▶ TO DO
Skip the images. Copy the records exactly as written.

....

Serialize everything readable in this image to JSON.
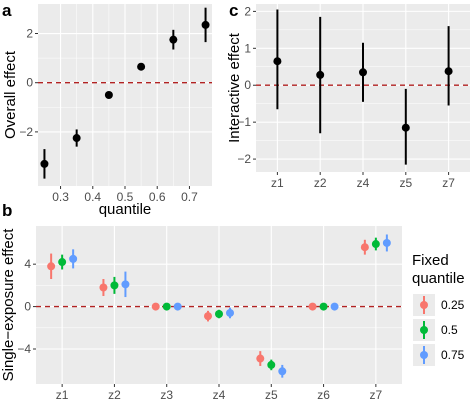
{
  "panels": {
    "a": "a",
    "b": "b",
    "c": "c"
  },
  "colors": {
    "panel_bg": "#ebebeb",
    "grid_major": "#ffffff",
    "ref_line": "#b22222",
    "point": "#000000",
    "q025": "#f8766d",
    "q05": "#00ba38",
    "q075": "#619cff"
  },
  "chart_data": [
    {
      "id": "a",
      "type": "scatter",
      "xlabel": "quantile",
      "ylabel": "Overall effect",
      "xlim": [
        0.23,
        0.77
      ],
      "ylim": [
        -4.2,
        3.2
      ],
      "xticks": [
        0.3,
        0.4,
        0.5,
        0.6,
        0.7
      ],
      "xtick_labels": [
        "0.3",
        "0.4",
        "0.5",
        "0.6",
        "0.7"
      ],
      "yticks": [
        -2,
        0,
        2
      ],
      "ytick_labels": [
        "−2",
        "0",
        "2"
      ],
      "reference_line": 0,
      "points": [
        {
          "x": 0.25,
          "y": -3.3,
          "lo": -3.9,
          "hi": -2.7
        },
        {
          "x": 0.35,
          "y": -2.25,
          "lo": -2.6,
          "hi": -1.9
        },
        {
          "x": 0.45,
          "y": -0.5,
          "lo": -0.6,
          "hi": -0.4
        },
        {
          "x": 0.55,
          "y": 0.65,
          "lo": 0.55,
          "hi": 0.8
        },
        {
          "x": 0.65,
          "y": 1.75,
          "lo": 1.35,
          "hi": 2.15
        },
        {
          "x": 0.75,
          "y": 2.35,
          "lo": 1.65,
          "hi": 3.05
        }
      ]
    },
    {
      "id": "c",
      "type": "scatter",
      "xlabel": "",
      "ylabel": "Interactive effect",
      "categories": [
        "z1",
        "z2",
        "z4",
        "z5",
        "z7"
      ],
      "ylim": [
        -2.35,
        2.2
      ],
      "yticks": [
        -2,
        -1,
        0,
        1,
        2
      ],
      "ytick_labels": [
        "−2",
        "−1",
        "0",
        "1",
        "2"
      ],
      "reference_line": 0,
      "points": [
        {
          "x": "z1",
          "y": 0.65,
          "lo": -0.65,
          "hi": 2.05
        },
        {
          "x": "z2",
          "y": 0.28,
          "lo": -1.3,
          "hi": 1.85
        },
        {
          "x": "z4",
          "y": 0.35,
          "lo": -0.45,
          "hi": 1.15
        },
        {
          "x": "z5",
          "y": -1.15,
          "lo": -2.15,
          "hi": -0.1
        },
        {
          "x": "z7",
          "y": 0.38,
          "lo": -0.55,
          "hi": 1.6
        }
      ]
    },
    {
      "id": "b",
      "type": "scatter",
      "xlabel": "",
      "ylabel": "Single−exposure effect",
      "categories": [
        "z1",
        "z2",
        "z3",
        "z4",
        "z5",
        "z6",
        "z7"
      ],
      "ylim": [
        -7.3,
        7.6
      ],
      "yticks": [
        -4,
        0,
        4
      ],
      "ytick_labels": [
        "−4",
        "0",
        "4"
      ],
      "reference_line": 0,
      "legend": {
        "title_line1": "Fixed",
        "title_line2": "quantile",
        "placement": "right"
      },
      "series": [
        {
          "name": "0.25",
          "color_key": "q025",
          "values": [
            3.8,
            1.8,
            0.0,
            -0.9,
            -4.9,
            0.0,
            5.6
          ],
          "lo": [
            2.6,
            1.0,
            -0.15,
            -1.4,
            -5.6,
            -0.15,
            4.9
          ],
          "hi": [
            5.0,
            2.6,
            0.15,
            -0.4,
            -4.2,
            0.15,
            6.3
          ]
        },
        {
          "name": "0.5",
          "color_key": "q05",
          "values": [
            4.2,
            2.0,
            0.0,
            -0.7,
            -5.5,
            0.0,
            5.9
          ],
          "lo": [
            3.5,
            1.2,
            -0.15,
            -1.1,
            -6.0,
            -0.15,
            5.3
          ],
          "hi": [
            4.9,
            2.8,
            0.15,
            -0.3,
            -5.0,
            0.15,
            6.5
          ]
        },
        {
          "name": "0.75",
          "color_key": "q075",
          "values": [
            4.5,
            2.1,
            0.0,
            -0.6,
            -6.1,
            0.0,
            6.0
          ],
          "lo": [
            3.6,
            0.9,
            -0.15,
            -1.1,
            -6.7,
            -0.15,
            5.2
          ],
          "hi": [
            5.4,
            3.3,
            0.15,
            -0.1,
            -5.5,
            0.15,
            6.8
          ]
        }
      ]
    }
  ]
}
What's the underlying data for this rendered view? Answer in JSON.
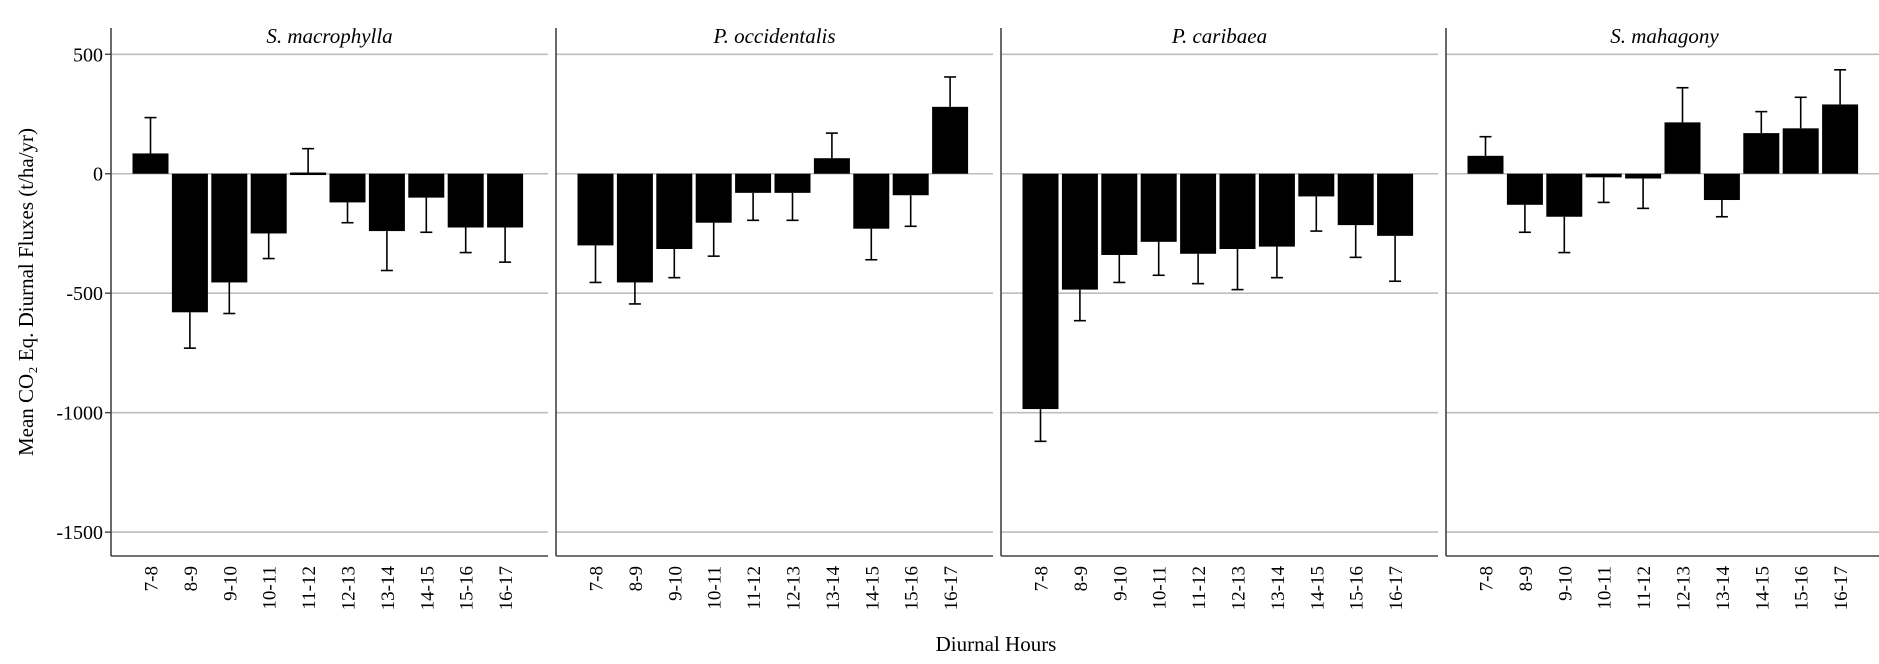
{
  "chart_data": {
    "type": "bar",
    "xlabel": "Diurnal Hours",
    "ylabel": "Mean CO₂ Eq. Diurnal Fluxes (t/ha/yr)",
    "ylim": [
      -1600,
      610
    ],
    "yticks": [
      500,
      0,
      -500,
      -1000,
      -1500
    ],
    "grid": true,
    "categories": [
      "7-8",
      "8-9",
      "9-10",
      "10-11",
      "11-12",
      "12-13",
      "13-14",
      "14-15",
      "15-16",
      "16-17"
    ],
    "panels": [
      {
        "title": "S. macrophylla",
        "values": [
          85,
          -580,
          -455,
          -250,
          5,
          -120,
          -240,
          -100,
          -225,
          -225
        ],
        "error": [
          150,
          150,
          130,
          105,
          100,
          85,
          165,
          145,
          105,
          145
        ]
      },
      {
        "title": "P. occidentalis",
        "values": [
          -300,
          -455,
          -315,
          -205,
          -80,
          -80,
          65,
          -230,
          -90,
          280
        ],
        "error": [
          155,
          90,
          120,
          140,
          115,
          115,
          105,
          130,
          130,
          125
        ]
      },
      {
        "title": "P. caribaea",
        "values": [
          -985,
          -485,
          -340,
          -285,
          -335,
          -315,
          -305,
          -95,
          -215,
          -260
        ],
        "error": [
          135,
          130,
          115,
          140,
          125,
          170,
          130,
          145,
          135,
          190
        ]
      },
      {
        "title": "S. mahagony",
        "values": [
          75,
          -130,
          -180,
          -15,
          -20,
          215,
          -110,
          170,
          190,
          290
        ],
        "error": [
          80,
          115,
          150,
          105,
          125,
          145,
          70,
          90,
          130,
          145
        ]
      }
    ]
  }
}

....

▶ EXPECTED ANSWER
Serialize everything readable in this image to JSON.
{
  "panels": {
    "a": "a",
    "b": "b",
    "c": "c"
  },
  "colors": {
    "panel_bg": "#ebebeb",
    "grid_major": "#ffffff",
    "ref_line": "#b22222",
    "point": "#000000",
    "q025": "#f8766d",
    "q05": "#00ba38",
    "q075": "#619cff"
  },
  "chart_data": [
    {
      "id": "a",
      "type": "scatter",
      "xlabel": "quantile",
      "ylabel": "Overall effect",
      "xlim": [
        0.23,
        0.77
      ],
      "ylim": [
        -4.2,
        3.2
      ],
      "xticks": [
        0.3,
        0.4,
        0.5,
        0.6,
        0.7
      ],
      "xtick_labels": [
        "0.3",
        "0.4",
        "0.5",
        "0.6",
        "0.7"
      ],
      "yticks": [
        -2,
        0,
        2
      ],
      "ytick_labels": [
        "−2",
        "0",
        "2"
      ],
      "reference_line": 0,
      "points": [
        {
          "x": 0.25,
          "y": -3.3,
          "lo": -3.9,
          "hi": -2.7
        },
        {
          "x": 0.35,
          "y": -2.25,
          "lo": -2.6,
          "hi": -1.9
        },
        {
          "x": 0.45,
          "y": -0.5,
          "lo": -0.6,
          "hi": -0.4
        },
        {
          "x": 0.55,
          "y": 0.65,
          "lo": 0.55,
          "hi": 0.8
        },
        {
          "x": 0.65,
          "y": 1.75,
          "lo": 1.35,
          "hi": 2.15
        },
        {
          "x": 0.75,
          "y": 2.35,
          "lo": 1.65,
          "hi": 3.05
        }
      ]
    },
    {
      "id": "c",
      "type": "scatter",
      "xlabel": "",
      "ylabel": "Interactive effect",
      "categories": [
        "z1",
        "z2",
        "z4",
        "z5",
        "z7"
      ],
      "ylim": [
        -2.35,
        2.2
      ],
      "yticks": [
        -2,
        -1,
        0,
        1,
        2
      ],
      "ytick_labels": [
        "−2",
        "−1",
        "0",
        "1",
        "2"
      ],
      "reference_line": 0,
      "points": [
        {
          "x": "z1",
          "y": 0.65,
          "lo": -0.65,
          "hi": 2.05
        },
        {
          "x": "z2",
          "y": 0.28,
          "lo": -1.3,
          "hi": 1.85
        },
        {
          "x": "z4",
          "y": 0.35,
          "lo": -0.45,
          "hi": 1.15
        },
        {
          "x": "z5",
          "y": -1.15,
          "lo": -2.15,
          "hi": -0.1
        },
        {
          "x": "z7",
          "y": 0.38,
          "lo": -0.55,
          "hi": 1.6
        }
      ]
    },
    {
      "id": "b",
      "type": "scatter",
      "xlabel": "",
      "ylabel": "Single−exposure effect",
      "categories": [
        "z1",
        "z2",
        "z3",
        "z4",
        "z5",
        "z6",
        "z7"
      ],
      "ylim": [
        -7.3,
        7.6
      ],
      "yticks": [
        -4,
        0,
        4
      ],
      "ytick_labels": [
        "−4",
        "0",
        "4"
      ],
      "reference_line": 0,
      "legend": {
        "title_line1": "Fixed",
        "title_line2": "quantile",
        "placement": "right"
      },
      "series": [
        {
          "name": "0.25",
          "color_key": "q025",
          "values": [
            3.8,
            1.8,
            0.0,
            -0.9,
            -4.9,
            0.0,
            5.6
          ],
          "lo": [
            2.6,
            1.0,
            -0.15,
            -1.4,
            -5.6,
            -0.15,
            4.9
          ],
          "hi": [
            5.0,
            2.6,
            0.15,
            -0.4,
            -4.2,
            0.15,
            6.3
          ]
        },
        {
          "name": "0.5",
          "color_key": "q05",
          "values": [
            4.2,
            2.0,
            0.0,
            -0.7,
            -5.5,
            0.0,
            5.9
          ],
          "lo": [
            3.5,
            1.2,
            -0.15,
            -1.1,
            -6.0,
            -0.15,
            5.3
          ],
          "hi": [
            4.9,
            2.8,
            0.15,
            -0.3,
            -5.0,
            0.15,
            6.5
          ]
        },
        {
          "name": "0.75",
          "color_key": "q075",
          "values": [
            4.5,
            2.1,
            0.0,
            -0.6,
            -6.1,
            0.0,
            6.0
          ],
          "lo": [
            3.6,
            0.9,
            -0.15,
            -1.1,
            -6.7,
            -0.15,
            5.2
          ],
          "hi": [
            5.4,
            3.3,
            0.15,
            -0.1,
            -5.5,
            0.15,
            6.8
          ]
        }
      ]
    }
  ]
}
What's the underlying data for this rendered view? Answer in JSON.
{
  "chart_data": {
    "type": "bar",
    "xlabel": "Diurnal Hours",
    "ylabel": "Mean CO₂ Eq. Diurnal Fluxes (t/ha/yr)",
    "ylim": [
      -1600,
      610
    ],
    "yticks": [
      500,
      0,
      -500,
      -1000,
      -1500
    ],
    "grid": true,
    "categories": [
      "7-8",
      "8-9",
      "9-10",
      "10-11",
      "11-12",
      "12-13",
      "13-14",
      "14-15",
      "15-16",
      "16-17"
    ],
    "panels": [
      {
        "title": "S. macrophylla",
        "values": [
          85,
          -580,
          -455,
          -250,
          5,
          -120,
          -240,
          -100,
          -225,
          -225
        ],
        "error": [
          150,
          150,
          130,
          105,
          100,
          85,
          165,
          145,
          105,
          145
        ]
      },
      {
        "title": "P. occidentalis",
        "values": [
          -300,
          -455,
          -315,
          -205,
          -80,
          -80,
          65,
          -230,
          -90,
          280
        ],
        "error": [
          155,
          90,
          120,
          140,
          115,
          115,
          105,
          130,
          130,
          125
        ]
      },
      {
        "title": "P. caribaea",
        "values": [
          -985,
          -485,
          -340,
          -285,
          -335,
          -315,
          -305,
          -95,
          -215,
          -260
        ],
        "error": [
          135,
          130,
          115,
          140,
          125,
          170,
          130,
          145,
          135,
          190
        ]
      },
      {
        "title": "S. mahagony",
        "values": [
          75,
          -130,
          -180,
          -15,
          -20,
          215,
          -110,
          170,
          190,
          290
        ],
        "error": [
          80,
          115,
          150,
          105,
          125,
          145,
          70,
          90,
          130,
          145
        ]
      }
    ]
  }
}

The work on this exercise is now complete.